» What the task asks
Please restate the following records word for word.

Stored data
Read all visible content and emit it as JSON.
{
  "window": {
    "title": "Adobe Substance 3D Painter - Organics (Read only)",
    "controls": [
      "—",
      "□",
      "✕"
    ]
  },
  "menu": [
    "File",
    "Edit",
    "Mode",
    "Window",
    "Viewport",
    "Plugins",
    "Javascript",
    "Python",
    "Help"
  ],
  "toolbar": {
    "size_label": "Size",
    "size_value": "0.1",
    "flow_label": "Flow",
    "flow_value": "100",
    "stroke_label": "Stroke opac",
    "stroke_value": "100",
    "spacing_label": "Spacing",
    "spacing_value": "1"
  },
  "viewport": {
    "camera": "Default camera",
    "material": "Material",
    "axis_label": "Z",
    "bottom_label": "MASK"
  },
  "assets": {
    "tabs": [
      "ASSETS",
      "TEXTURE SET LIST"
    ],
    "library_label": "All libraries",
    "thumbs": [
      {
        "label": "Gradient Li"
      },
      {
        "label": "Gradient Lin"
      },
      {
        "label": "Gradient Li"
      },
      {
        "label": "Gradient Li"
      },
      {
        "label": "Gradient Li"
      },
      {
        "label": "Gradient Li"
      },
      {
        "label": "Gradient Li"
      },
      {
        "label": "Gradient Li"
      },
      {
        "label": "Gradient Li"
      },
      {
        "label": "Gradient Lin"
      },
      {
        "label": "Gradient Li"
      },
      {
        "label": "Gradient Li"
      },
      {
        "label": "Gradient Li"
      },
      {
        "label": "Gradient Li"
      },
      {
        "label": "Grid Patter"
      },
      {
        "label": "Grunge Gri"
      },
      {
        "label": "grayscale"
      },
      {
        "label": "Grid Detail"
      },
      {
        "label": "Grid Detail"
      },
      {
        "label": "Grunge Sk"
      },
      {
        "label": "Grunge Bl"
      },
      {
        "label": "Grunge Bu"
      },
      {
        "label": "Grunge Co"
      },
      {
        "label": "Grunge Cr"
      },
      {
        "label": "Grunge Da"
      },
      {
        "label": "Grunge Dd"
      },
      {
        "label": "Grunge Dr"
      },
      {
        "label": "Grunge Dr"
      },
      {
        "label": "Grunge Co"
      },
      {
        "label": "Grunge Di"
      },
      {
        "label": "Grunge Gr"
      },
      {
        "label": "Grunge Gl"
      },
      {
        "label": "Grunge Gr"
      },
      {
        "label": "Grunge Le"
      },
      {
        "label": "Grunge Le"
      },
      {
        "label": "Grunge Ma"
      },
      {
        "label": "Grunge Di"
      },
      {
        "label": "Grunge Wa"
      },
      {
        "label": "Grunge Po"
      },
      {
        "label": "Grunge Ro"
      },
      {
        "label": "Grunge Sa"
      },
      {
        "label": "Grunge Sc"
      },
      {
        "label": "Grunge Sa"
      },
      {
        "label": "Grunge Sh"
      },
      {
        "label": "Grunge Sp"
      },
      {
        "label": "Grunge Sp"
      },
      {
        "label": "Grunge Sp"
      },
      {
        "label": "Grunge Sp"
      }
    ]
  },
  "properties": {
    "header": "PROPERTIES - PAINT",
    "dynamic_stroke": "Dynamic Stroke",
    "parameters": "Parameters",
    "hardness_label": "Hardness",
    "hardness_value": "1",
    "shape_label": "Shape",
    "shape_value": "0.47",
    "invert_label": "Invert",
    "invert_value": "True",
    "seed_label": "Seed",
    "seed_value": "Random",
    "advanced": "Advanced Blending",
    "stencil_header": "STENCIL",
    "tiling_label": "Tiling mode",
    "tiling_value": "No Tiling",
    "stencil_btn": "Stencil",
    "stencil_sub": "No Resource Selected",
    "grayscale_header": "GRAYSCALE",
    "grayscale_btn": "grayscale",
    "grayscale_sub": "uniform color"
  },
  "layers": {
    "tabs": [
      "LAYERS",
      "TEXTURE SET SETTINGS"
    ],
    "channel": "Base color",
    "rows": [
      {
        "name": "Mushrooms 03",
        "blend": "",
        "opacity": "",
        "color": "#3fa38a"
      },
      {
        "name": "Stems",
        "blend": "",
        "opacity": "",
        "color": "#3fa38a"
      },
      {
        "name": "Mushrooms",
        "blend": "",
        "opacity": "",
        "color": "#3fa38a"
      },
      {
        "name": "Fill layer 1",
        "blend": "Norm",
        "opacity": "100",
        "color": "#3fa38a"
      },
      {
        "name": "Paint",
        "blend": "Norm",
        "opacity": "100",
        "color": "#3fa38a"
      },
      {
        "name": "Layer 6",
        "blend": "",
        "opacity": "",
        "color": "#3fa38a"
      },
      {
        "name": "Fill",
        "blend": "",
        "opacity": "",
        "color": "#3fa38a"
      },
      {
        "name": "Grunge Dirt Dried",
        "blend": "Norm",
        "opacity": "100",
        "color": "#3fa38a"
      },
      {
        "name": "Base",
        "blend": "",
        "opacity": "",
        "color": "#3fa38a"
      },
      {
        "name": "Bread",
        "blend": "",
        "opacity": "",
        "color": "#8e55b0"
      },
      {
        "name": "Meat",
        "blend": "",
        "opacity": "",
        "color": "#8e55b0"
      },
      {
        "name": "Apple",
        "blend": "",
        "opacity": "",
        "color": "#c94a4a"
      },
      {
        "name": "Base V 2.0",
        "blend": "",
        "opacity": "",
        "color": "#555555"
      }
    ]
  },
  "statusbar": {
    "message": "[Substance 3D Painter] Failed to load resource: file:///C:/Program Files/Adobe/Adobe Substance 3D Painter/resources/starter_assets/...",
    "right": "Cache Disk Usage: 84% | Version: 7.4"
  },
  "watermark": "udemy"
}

» Solution below
Read all visible content and emit it as JSON.
{
  "window": {
    "title": "Adobe Substance 3D Painter - Organics (Read only)",
    "controls": [
      "—",
      "□",
      "✕"
    ]
  },
  "menu": [
    "File",
    "Edit",
    "Mode",
    "Window",
    "Viewport",
    "Plugins",
    "Javascript",
    "Python",
    "Help"
  ],
  "toolbar": {
    "size_label": "Size",
    "size_value": "0.1",
    "flow_label": "Flow",
    "flow_value": "100",
    "stroke_label": "Stroke opac",
    "stroke_value": "100",
    "spacing_label": "Spacing",
    "spacing_value": "1"
  },
  "viewport": {
    "camera": "Default camera",
    "material": "Material",
    "axis_label": "Z",
    "bottom_label": "MASK"
  },
  "assets": {
    "tabs": [
      "ASSETS",
      "TEXTURE SET LIST"
    ],
    "library_label": "All libraries",
    "thumbs": [
      {
        "label": "Gradient Li"
      },
      {
        "label": "Gradient Lin"
      },
      {
        "label": "Gradient Li"
      },
      {
        "label": "Gradient Li"
      },
      {
        "label": "Gradient Li"
      },
      {
        "label": "Gradient Li"
      },
      {
        "label": "Gradient Li"
      },
      {
        "label": "Gradient Li"
      },
      {
        "label": "Gradient Li"
      },
      {
        "label": "Gradient Lin"
      },
      {
        "label": "Gradient Li"
      },
      {
        "label": "Gradient Li"
      },
      {
        "label": "Gradient Li"
      },
      {
        "label": "Gradient Li"
      },
      {
        "label": "Grid Patter"
      },
      {
        "label": "Grunge Gri"
      },
      {
        "label": "grayscale"
      },
      {
        "label": "Grid Detail"
      },
      {
        "label": "Grid Detail"
      },
      {
        "label": "Grunge Sk"
      },
      {
        "label": "Grunge Bl"
      },
      {
        "label": "Grunge Bu"
      },
      {
        "label": "Grunge Co"
      },
      {
        "label": "Grunge Cr"
      },
      {
        "label": "Grunge Da"
      },
      {
        "label": "Grunge Dd"
      },
      {
        "label": "Grunge Dr"
      },
      {
        "label": "Grunge Dr"
      },
      {
        "label": "Grunge Co"
      },
      {
        "label": "Grunge Di"
      },
      {
        "label": "Grunge Gr"
      },
      {
        "label": "Grunge Gl"
      },
      {
        "label": "Grunge Gr"
      },
      {
        "label": "Grunge Le"
      },
      {
        "label": "Grunge Le"
      },
      {
        "label": "Grunge Ma"
      },
      {
        "label": "Grunge Di"
      },
      {
        "label": "Grunge Wa"
      },
      {
        "label": "Grunge Po"
      },
      {
        "label": "Grunge Ro"
      },
      {
        "label": "Grunge Sa"
      },
      {
        "label": "Grunge Sc"
      },
      {
        "label": "Grunge Sa"
      },
      {
        "label": "Grunge Sh"
      },
      {
        "label": "Grunge Sp"
      },
      {
        "label": "Grunge Sp"
      },
      {
        "label": "Grunge Sp"
      },
      {
        "label": "Grunge Sp"
      }
    ]
  },
  "properties": {
    "header": "PROPERTIES - PAINT",
    "dynamic_stroke": "Dynamic Stroke",
    "parameters": "Parameters",
    "hardness_label": "Hardness",
    "hardness_value": "1",
    "shape_label": "Shape",
    "shape_value": "0.47",
    "invert_label": "Invert",
    "invert_value": "True",
    "seed_label": "Seed",
    "seed_value": "Random",
    "advanced": "Advanced Blending",
    "stencil_header": "STENCIL",
    "tiling_label": "Tiling mode",
    "tiling_value": "No Tiling",
    "stencil_btn": "Stencil",
    "stencil_sub": "No Resource Selected",
    "grayscale_header": "GRAYSCALE",
    "grayscale_btn": "grayscale",
    "grayscale_sub": "uniform color"
  },
  "layers": {
    "tabs": [
      "LAYERS",
      "TEXTURE SET SETTINGS"
    ],
    "channel": "Base color",
    "rows": [
      {
        "name": "Mushrooms 03",
        "blend": "",
        "opacity": "",
        "color": "#3fa38a"
      },
      {
        "name": "Stems",
        "blend": "",
        "opacity": "",
        "color": "#3fa38a"
      },
      {
        "name": "Mushrooms",
        "blend": "",
        "opacity": "",
        "color": "#3fa38a"
      },
      {
        "name": "Fill layer 1",
        "blend": "Norm",
        "opacity": "100",
        "color": "#3fa38a"
      },
      {
        "name": "Paint",
        "blend": "Norm",
        "opacity": "100",
        "color": "#3fa38a"
      },
      {
        "name": "Layer 6",
        "blend": "",
        "opacity": "",
        "color": "#3fa38a"
      },
      {
        "name": "Fill",
        "blend": "",
        "opacity": "",
        "color": "#3fa38a"
      },
      {
        "name": "Grunge Dirt Dried",
        "blend": "Norm",
        "opacity": "100",
        "color": "#3fa38a"
      },
      {
        "name": "Base",
        "blend": "",
        "opacity": "",
        "color": "#3fa38a"
      },
      {
        "name": "Bread",
        "blend": "",
        "opacity": "",
        "color": "#8e55b0"
      },
      {
        "name": "Meat",
        "blend": "",
        "opacity": "",
        "color": "#8e55b0"
      },
      {
        "name": "Apple",
        "blend": "",
        "opacity": "",
        "color": "#c94a4a"
      },
      {
        "name": "Base V 2.0",
        "blend": "",
        "opacity": "",
        "color": "#555555"
      }
    ]
  },
  "statusbar": {
    "message": "[Substance 3D Painter] Failed to load resource: file:///C:/Program Files/Adobe/Adobe Substance 3D Painter/resources/starter_assets/...",
    "right": "Cache Disk Usage: 84% | Version: 7.4"
  },
  "watermark": "udemy"
}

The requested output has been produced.